Exercise brief: Repeat the records in full and exactly, omitting pictures.

____ Dataset excerpts

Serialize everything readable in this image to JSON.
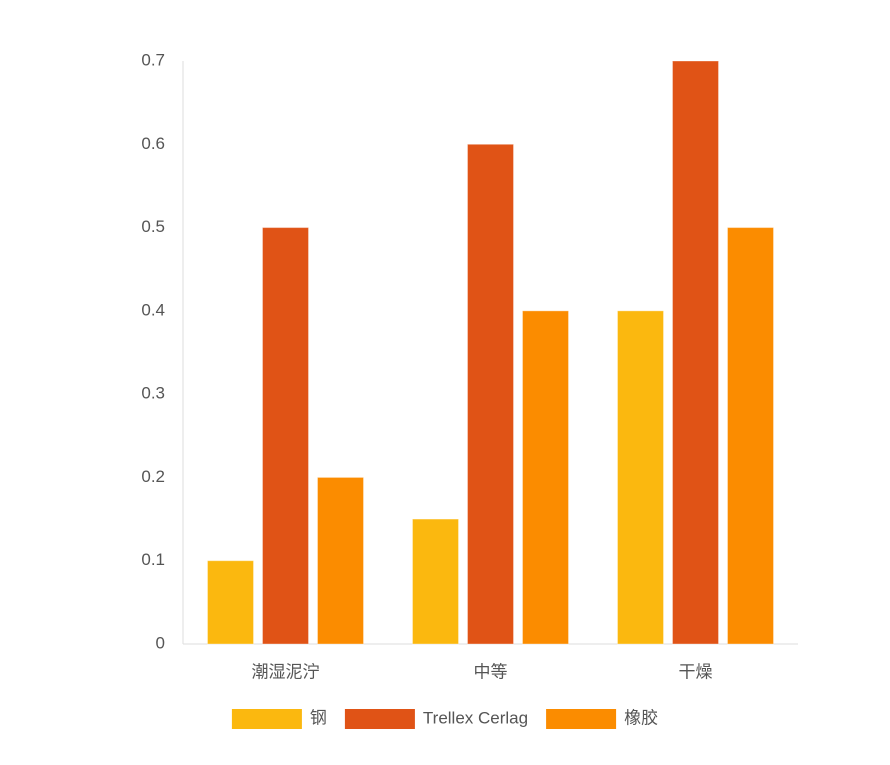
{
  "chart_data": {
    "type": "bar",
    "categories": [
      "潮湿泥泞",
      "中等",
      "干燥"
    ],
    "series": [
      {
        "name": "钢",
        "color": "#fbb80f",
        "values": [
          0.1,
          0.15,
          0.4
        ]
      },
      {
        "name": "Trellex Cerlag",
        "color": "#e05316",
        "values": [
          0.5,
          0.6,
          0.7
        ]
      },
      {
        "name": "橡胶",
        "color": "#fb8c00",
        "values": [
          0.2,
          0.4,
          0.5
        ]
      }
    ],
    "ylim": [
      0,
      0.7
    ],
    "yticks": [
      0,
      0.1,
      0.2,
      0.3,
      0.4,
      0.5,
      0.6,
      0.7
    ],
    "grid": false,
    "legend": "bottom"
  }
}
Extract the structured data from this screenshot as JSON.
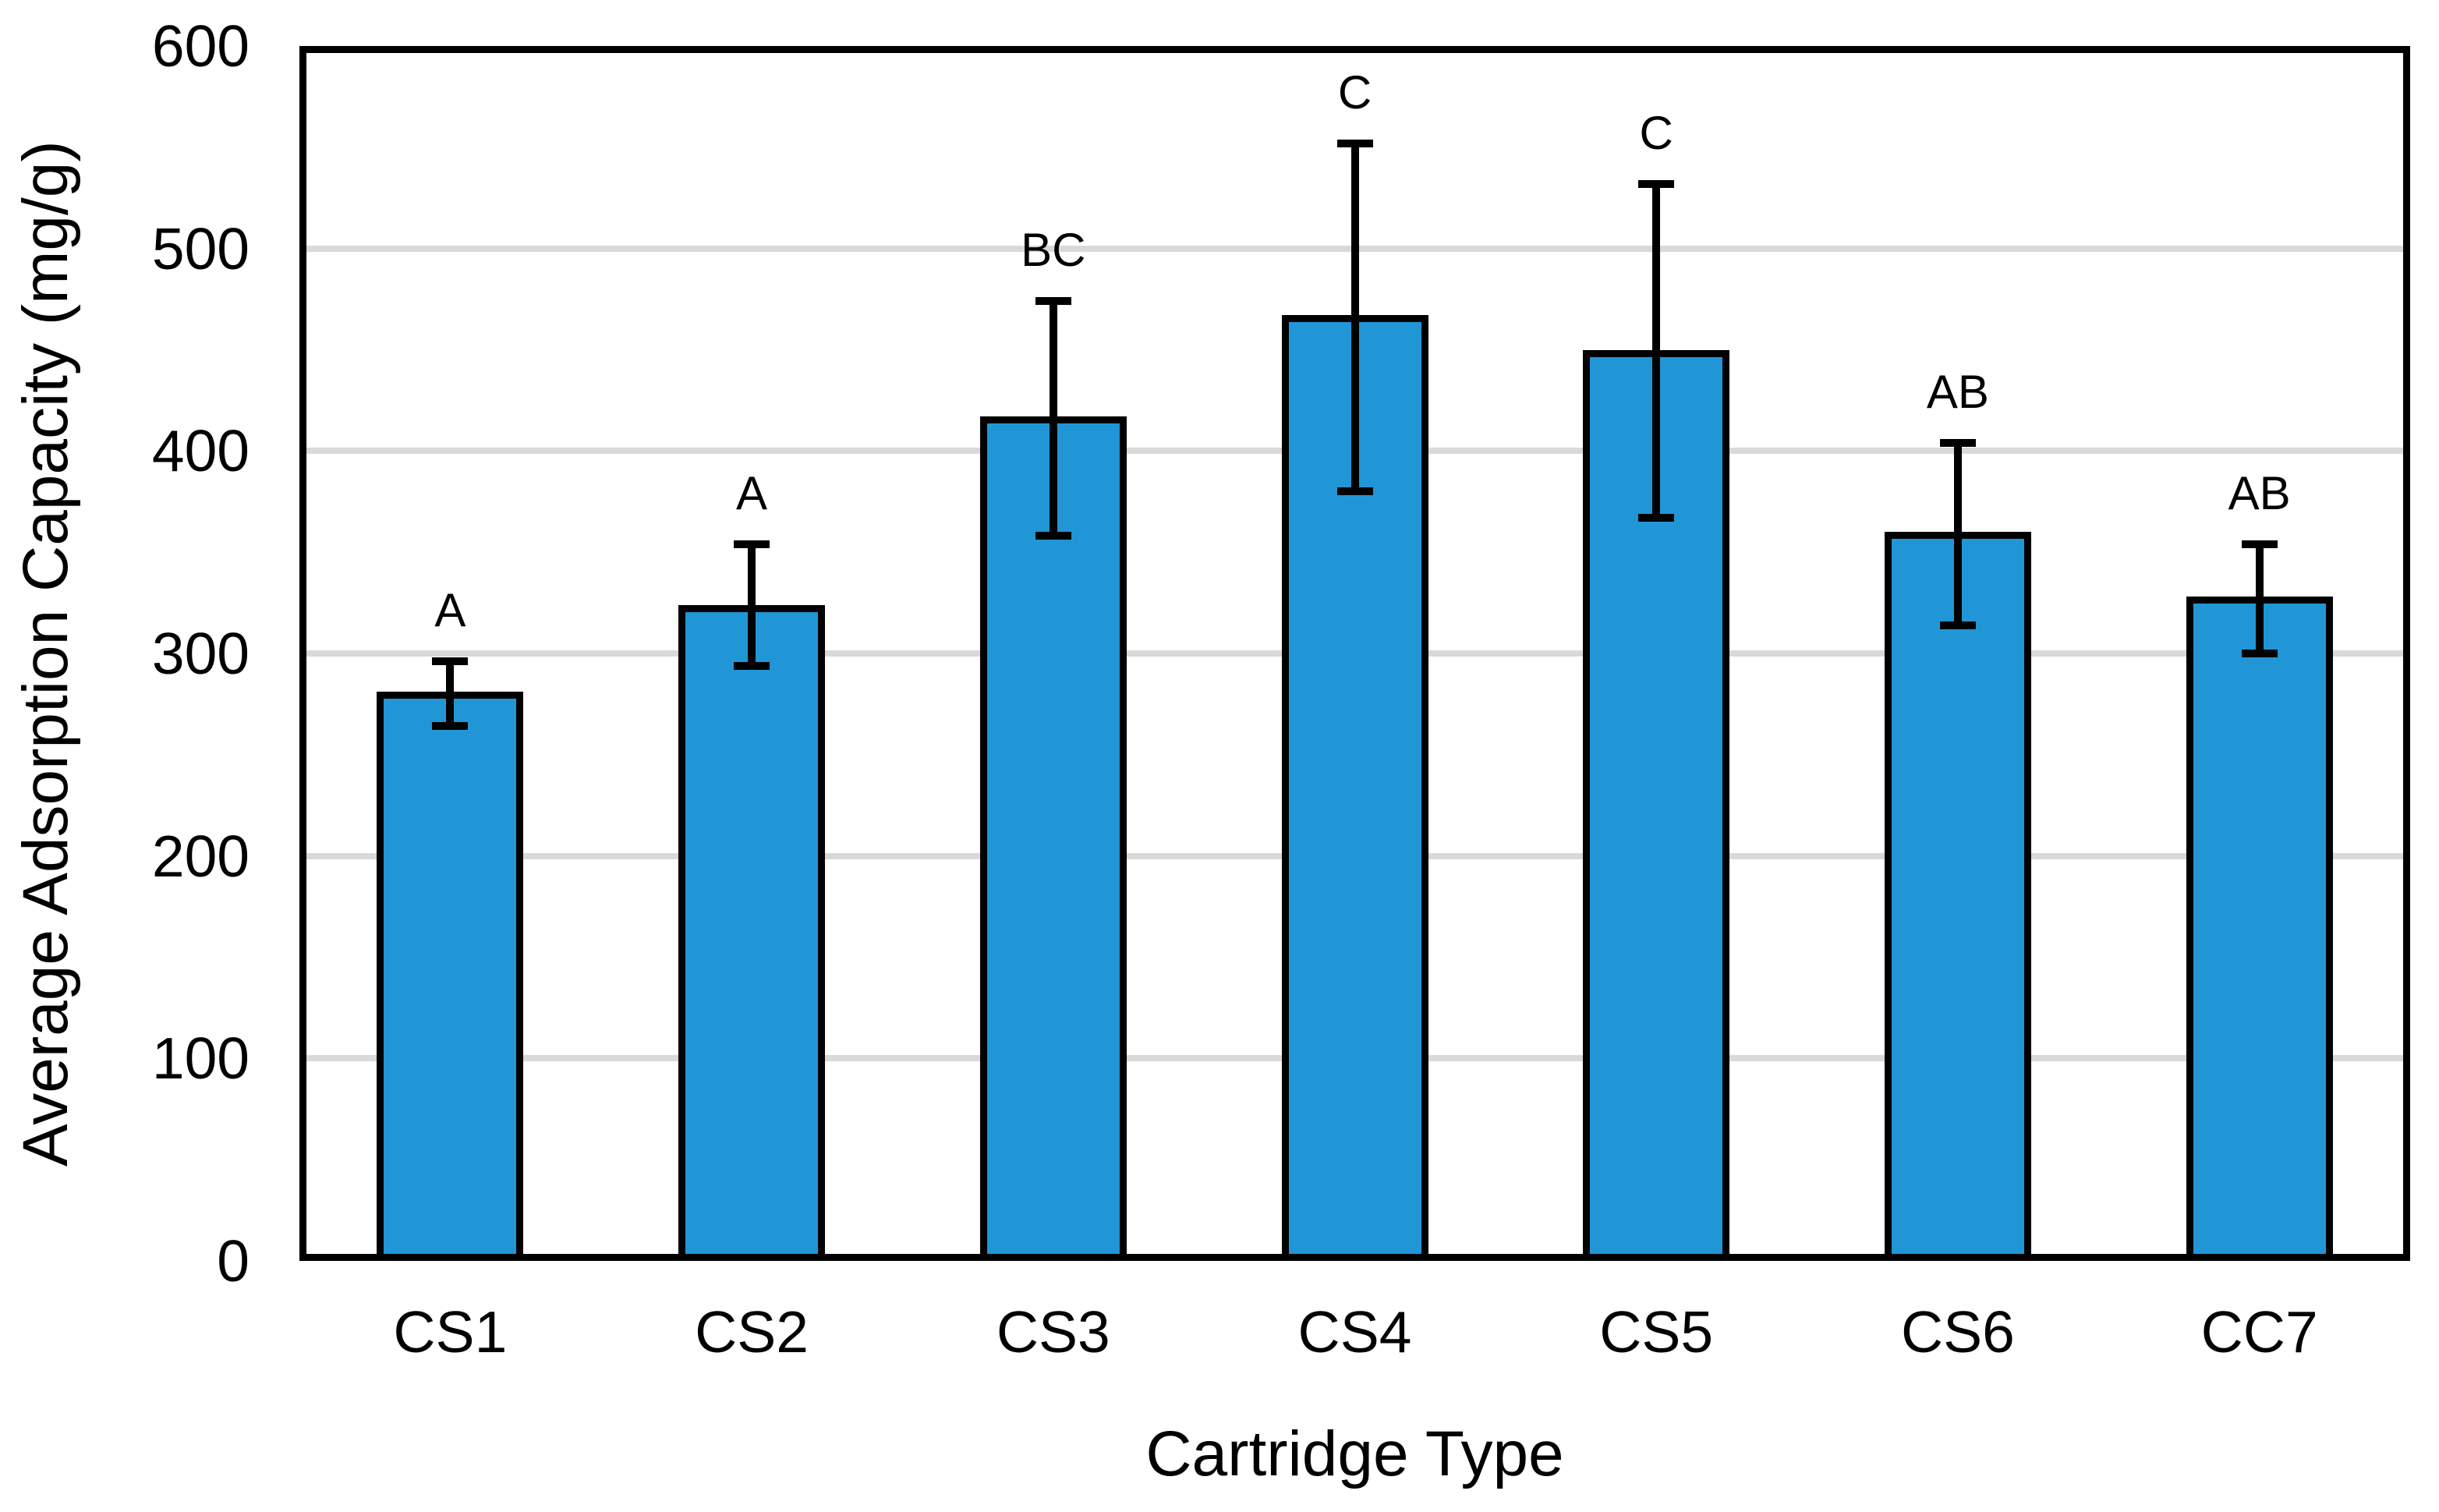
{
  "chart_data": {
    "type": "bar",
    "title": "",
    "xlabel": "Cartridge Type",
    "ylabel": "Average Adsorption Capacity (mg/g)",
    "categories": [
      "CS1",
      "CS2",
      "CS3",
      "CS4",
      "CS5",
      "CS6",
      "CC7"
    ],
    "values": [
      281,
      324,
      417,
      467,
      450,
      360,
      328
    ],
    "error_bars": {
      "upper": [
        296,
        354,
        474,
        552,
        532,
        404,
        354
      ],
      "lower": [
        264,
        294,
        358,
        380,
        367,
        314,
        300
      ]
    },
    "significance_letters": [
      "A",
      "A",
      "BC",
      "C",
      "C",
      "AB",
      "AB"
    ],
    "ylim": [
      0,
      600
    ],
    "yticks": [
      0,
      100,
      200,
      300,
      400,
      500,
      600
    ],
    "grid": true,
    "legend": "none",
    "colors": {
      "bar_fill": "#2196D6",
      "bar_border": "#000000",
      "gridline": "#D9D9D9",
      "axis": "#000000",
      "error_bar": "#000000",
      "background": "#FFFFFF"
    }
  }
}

________

Expected answer:
Serialize everything readable in this image to JSON.
{
  "chart_data": {
    "type": "bar",
    "categories": [
      "潮湿泥泞",
      "中等",
      "干燥"
    ],
    "series": [
      {
        "name": "钢",
        "color": "#fbb80f",
        "values": [
          0.1,
          0.15,
          0.4
        ]
      },
      {
        "name": "Trellex Cerlag",
        "color": "#e05316",
        "values": [
          0.5,
          0.6,
          0.7
        ]
      },
      {
        "name": "橡胶",
        "color": "#fb8c00",
        "values": [
          0.2,
          0.4,
          0.5
        ]
      }
    ],
    "ylim": [
      0,
      0.7
    ],
    "yticks": [
      0,
      0.1,
      0.2,
      0.3,
      0.4,
      0.5,
      0.6,
      0.7
    ],
    "grid": false,
    "legend": "bottom"
  }
}
Extract the structured data from this screenshot as JSON.
{
  "chart_data": {
    "type": "bar",
    "title": "",
    "xlabel": "Cartridge Type",
    "ylabel": "Average Adsorption Capacity (mg/g)",
    "categories": [
      "CS1",
      "CS2",
      "CS3",
      "CS4",
      "CS5",
      "CS6",
      "CC7"
    ],
    "values": [
      281,
      324,
      417,
      467,
      450,
      360,
      328
    ],
    "error_bars": {
      "upper": [
        296,
        354,
        474,
        552,
        532,
        404,
        354
      ],
      "lower": [
        264,
        294,
        358,
        380,
        367,
        314,
        300
      ]
    },
    "significance_letters": [
      "A",
      "A",
      "BC",
      "C",
      "C",
      "AB",
      "AB"
    ],
    "ylim": [
      0,
      600
    ],
    "yticks": [
      0,
      100,
      200,
      300,
      400,
      500,
      600
    ],
    "grid": true,
    "legend": "none",
    "colors": {
      "bar_fill": "#2196D6",
      "bar_border": "#000000",
      "gridline": "#D9D9D9",
      "axis": "#000000",
      "error_bar": "#000000",
      "background": "#FFFFFF"
    }
  }
}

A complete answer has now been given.